** Отрывок **
Маковая дорога манила, звала вперед. Это было похоже на азартную скачку по степному безбрежью, которой так упивались запорожские всадники. Вскоре, однако, мы почувствовали усталость от этого ветреного порыва, безоглядности. Захотелось осмотреться, обозначить детали, обрамить увиденное. Тогда стали замечать и станичников с прокуренными усами, что сидели на колодах возле калиток, и юных рыбоудов по берегам мутных прудов и каналов, и чабанов, бредущих за отарами. Все легко и прочно ложилось в память. Много было цветов, хватало и ягодок. Возле села Екатериновки нас внезапно накрыл ливень. Благо рядом оказалась автобусная остановка, под навесом которой мы успели спрятаться. Просидели там почти до темноты. На ночлег располагаться уже было поздно, да и мокрота одна вокруг. Пошли проситься в приймы. У бабульки на окраине села стали расспрашивать дорогу до школы и вдруг услышали: «А вы звидкиля, хлопци, будете?» Так мы «въехали» в украинское кубанское село. «У нас тут наброд всякий, – объяснила бабулька. – В одних селах говорять, в других гуторять, а в третьих балакають. Вы как раз попали в то, где балакають». На следующее утро мы побывали в сельском краеведчском музейчике. Уже на первом стенде мне бросилась в глаза подпись под фотографией: «Самые первые поселенцы крестьяне из Запорожья». Одной рукой царица разрушала, другой одаривала, в одних землях ее называли «вражьей матерью», в других – «благодетельницей». И все же память – штука каверзная – с одинаковой силой цепляется за злое и доброе.
На следующее утро путь наш пролегал через станицу Старощербиновскую. Здесь «запорожский» след проявился в виде памятника казаку (к нему нас, кстати, привела улица имени Шевченко), который по внешнему виду имел полное основание называться запорожцем. В руках казак держал грамоту, на которой были выбиты слова: «Всемилостивейше пожалована Войску Черноморскому в личное владение состоящий в области Таврической остров Фанагорию с землею лежащею на правой стороне реке Кубани от устья Еи к Усть-Лабинскому редуту, так чтобы с одной стороны была Кубань, с другой Азовское море. Войску Черноморскому надлежит единение и стража пограничная от набегов народов закубанских».

** Задание 1 **
Оформите все строки с данными о расположении элементов как таблицу Markdown со столбцами «Номер» и «Содержание», опустив пустые строки. Изображения в ответ не включайте.
Отрывок и строки взяты из разных источников.

(Данные о расположении элементов)
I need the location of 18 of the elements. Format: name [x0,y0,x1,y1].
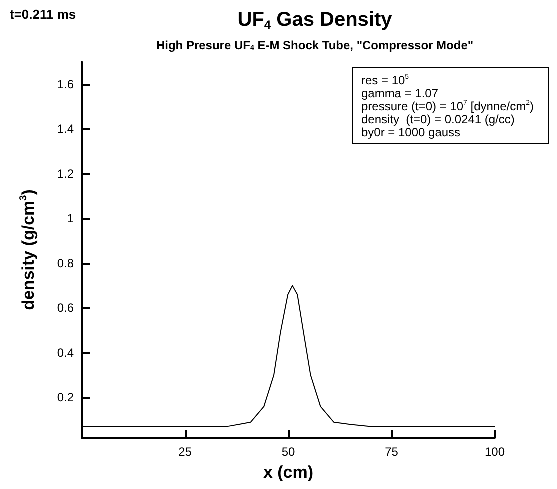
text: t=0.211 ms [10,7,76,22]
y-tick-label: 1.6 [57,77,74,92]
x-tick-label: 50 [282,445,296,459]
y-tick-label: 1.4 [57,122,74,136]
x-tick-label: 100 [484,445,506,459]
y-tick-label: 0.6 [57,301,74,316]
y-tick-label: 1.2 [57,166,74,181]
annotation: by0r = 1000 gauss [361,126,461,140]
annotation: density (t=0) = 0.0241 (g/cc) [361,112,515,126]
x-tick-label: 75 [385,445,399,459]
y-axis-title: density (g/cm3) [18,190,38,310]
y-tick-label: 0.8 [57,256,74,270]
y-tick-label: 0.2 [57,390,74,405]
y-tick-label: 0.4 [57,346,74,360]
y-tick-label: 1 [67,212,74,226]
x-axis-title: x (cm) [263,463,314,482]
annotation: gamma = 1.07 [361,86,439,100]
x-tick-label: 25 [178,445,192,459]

** Задание 2 **
Продолжите отрывок о поездке по кубанским селам и станицам, начав сразу после его последнего предложения.

** Ответ 1 **
| Номер | Содержание |
|---|---|
| 1 | I need the location of 18 of the elements. Format: name [x0,y0,x1,y1]. |
| 2 | text: t=0.211 ms [10,7,76,22] |
| 3 | y-tick-label: 1.6 [57,77,74,92] |
| 4 | x-tick-label: 50 [282,445,296,459] |
| 5 | y-tick-label: 1.4 [57,122,74,136] |
| 6 | x-tick-label: 100 [484,445,506,459] |
| 7 | y-tick-label: 0.6 [57,301,74,316] |
| 8 | y-tick-label: 1.2 [57,166,74,181] |
| 9 | annotation: by0r = 1000 gauss [361,126,461,140] |
| 10 | annotation: density (t=0) = 0.0241 (g/cc) [361,112,515,126] |
| 11 | x-tick-label: 75 [385,445,399,459] |
| 12 | y-axis-title: density (g/cm3) [18,190,38,310] |
| 13 | y-tick-label: 0.8 [57,256,74,270] |
| 14 | y-tick-label: 0.2 [57,390,74,405] |
| 15 | y-tick-label: 0.4 [57,346,74,360] |
| 16 | y-tick-label: 1 [67,212,74,226] |
| 17 | x-axis-title: x (cm) [263,463,314,482] |
| 18 | annotation: gamma = 1.07 [361,86,439,100] |
| 19 | x-tick-label: 25 [178,445,192,459] |

** Ответ 2 **
А еще через несколько дней мы достигли станицы Запорожской, которая располагается на Тамани в двадцати километрах от Керченского пролива. На рекламном щите она названа краем трех морей. Черное, Азовское – понятно (полуостров Тамань расположен между ними. – Примеч. ред.), а третье? Под ним, скорее всего, подразумевалось зеленое море виноградников (они безграничны и уходят за горизонт, как у нас пшеничные поля) и вино, которое производится на местном винзаводе. Мускат запорожский, кстати, признан лучшим из кубанских мускатов. Не запорожцы ли, которые знали толк в разных хлебных и виноградных винах (в том числе и заморских!), занесли сюда культуру виноделия? Во всяком случае, украинско-казацкое «Будьмо!» здесь на Тамани и под мускат, и под горилочку-оковитую, и под местный самограй (самогон. – Примеч. ред.) (всего довелось попробовать) звучало весьма уместно. Станица Динская стала Запорожской в 1910 году. Посчитали, что раз в крае живут потомки запорожских казаков, то хотя бы один населенный пункт должен точно и конкретно указывать на прародину кубанских казацких удальцов.
Вишни на Кубани такие же, как и у нас, и вареники с вишнями кубанские хозяйки лепят не хуже, чем в украинских селах. И борщи здесь готовят знатные, и галушками не брезгуют, и сало любят, и песни украинские поют, и звучные казацкие тосты провозглашают, помня своих днепровских предков. Какое семя, такое и племя. Запорожское семя по всей кубанской земле… А где же все-таки начало? Как, каким путем прибыли сюда первые запорожцы? Из станицы Запорожской мы отправились в Тамань. Ровное блеклое море, глинистые обрывчики, камышовые болотца, зеленые луга, грязевые сопки вдалеке – ничто здесь не напоминает о легендарном прошлом края. Первыми заглянули сюда греки, основав на месте нынешней Тамани колонию Гермонассы (рядом возле станицы Сенной находилась античная Фанагория). Потом пришли хазары, построив город Таматархи. Наконец и русские добрались до этого солнечного цветущего пятачка. Город Тмутаракань был самой дальней вотчиной русских князей. Остался след и после турок. Турецким фонтаном местные жители называют удивительный источник, вода в который стекает по зарытым на склонах керамическим трубам. Этой криничкой до сих пор пользуются таманцы. Даже объявили местной реликвией и назначили смотрителя.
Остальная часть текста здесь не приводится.